All lines holding the string "http" are to be shown.
____ Supplied records
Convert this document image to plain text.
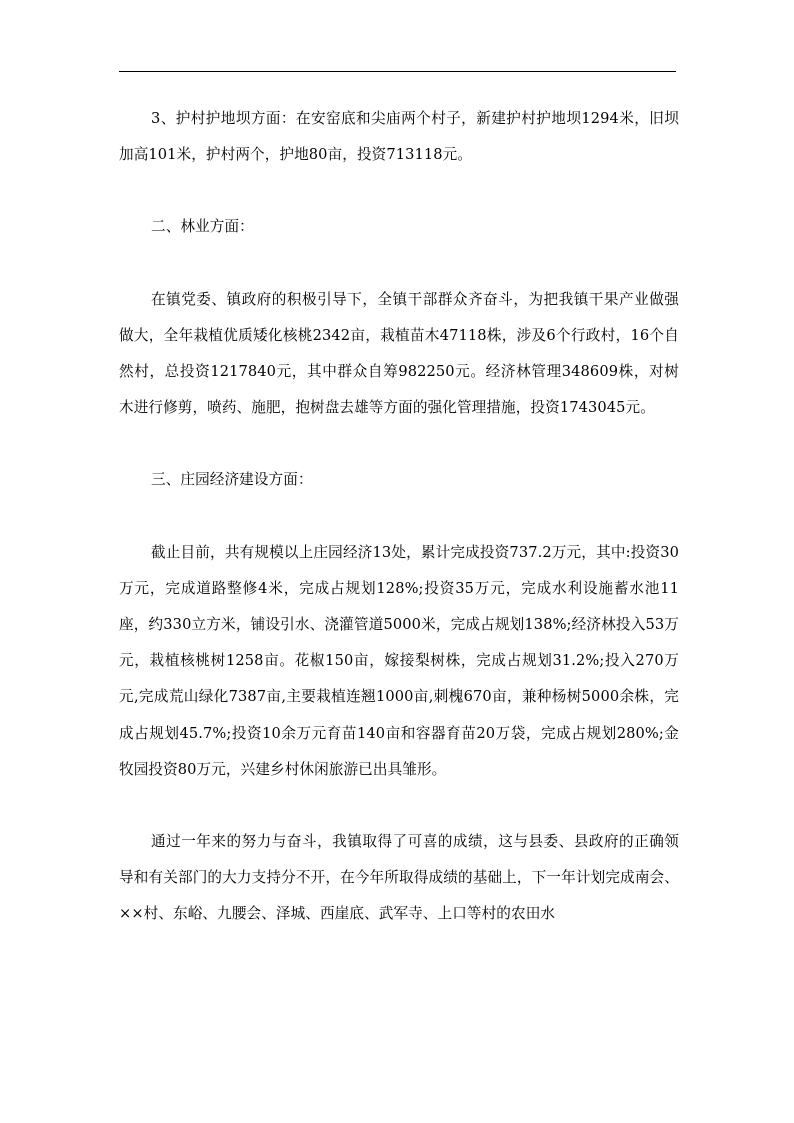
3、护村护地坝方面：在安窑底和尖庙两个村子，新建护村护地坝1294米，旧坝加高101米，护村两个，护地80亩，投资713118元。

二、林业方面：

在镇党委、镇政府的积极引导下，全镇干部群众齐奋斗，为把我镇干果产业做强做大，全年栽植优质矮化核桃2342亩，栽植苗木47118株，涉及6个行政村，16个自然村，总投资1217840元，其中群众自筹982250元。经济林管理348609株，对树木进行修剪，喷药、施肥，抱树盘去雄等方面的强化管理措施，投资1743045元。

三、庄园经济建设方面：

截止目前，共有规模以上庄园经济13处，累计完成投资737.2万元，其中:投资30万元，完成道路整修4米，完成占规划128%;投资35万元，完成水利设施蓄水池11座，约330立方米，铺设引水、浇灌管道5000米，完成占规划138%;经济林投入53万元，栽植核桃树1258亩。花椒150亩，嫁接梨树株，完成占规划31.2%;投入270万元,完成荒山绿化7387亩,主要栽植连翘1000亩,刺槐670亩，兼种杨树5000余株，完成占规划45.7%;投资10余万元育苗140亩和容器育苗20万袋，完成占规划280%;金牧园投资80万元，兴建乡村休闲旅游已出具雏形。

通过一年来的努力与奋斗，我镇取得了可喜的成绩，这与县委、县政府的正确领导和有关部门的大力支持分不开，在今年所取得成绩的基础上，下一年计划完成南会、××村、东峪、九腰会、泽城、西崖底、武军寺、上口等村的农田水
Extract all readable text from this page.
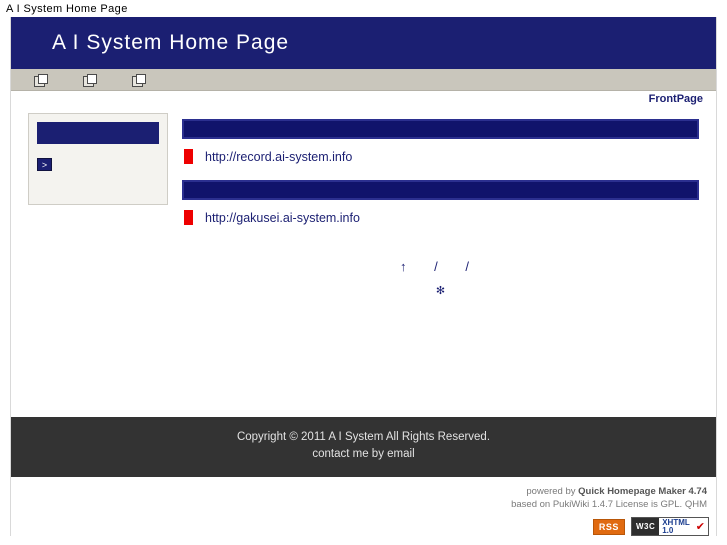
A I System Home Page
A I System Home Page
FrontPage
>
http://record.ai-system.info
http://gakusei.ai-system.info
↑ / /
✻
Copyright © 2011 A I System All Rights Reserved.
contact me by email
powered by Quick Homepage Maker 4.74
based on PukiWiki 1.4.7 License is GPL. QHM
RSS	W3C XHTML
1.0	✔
________
____ Supplied records
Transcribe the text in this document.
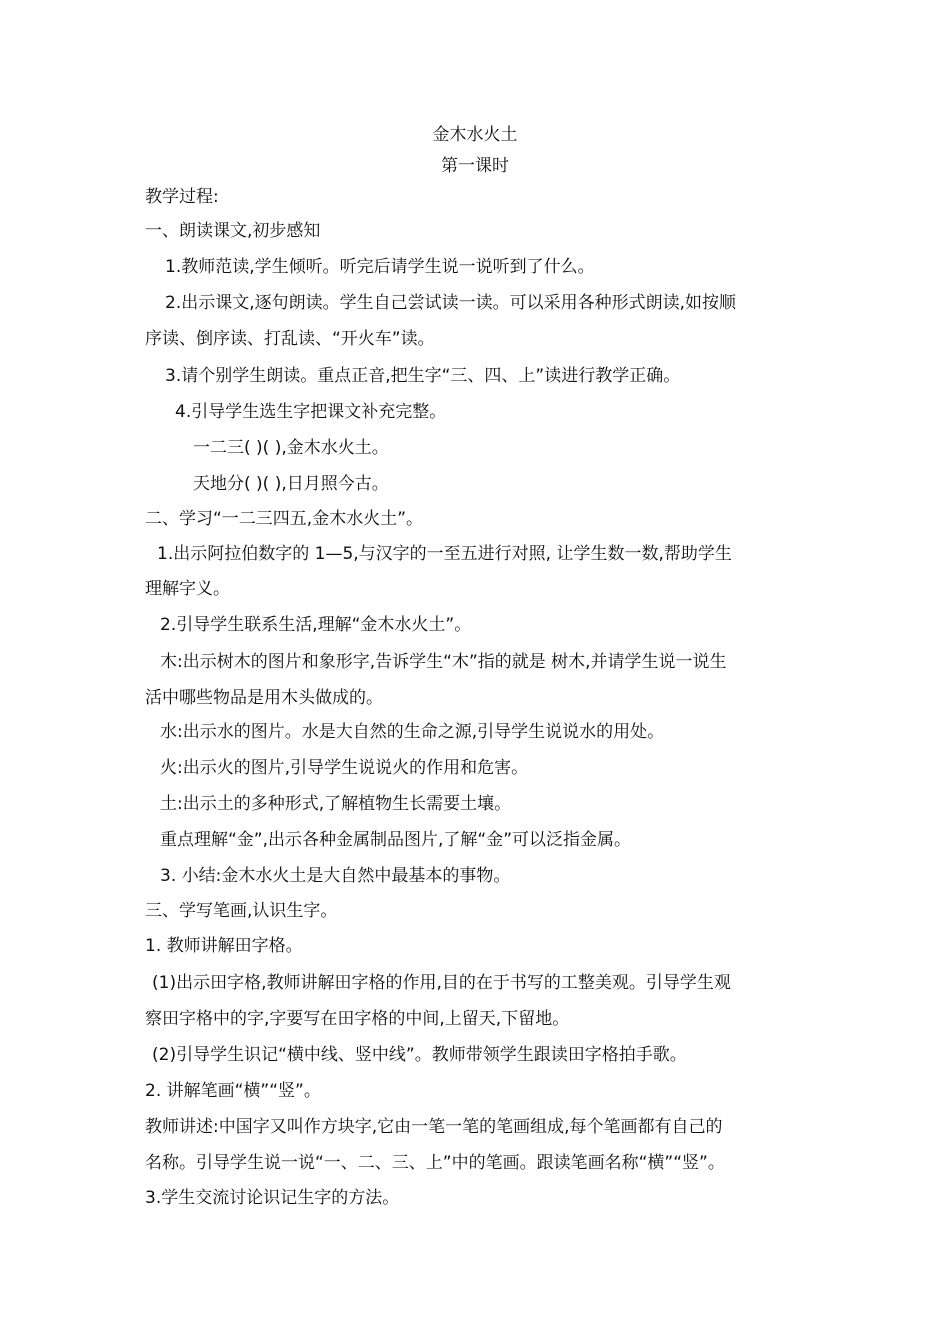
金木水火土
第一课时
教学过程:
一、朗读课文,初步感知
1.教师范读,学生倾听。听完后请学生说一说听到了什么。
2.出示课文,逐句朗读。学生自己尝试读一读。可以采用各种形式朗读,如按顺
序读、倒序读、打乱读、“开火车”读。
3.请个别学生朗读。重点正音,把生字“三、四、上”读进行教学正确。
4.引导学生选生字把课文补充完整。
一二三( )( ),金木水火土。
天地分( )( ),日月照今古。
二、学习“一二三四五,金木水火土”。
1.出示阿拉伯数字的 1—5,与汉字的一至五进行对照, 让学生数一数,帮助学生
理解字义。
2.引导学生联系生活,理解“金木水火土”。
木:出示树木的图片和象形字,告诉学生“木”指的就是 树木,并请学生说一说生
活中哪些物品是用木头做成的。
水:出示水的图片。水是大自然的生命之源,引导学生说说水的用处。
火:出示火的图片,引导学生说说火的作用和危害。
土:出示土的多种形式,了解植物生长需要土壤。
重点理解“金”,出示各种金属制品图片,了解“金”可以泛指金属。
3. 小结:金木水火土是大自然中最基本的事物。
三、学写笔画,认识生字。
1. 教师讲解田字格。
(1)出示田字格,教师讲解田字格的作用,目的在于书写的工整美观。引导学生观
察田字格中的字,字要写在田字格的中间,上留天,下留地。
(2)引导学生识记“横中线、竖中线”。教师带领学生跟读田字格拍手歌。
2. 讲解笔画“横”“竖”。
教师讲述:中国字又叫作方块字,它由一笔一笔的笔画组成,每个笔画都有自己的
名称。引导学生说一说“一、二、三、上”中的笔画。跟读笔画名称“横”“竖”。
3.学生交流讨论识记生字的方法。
________
Answer to the problem →
http://record.ai-system.info
http://gakusei.ai-system.info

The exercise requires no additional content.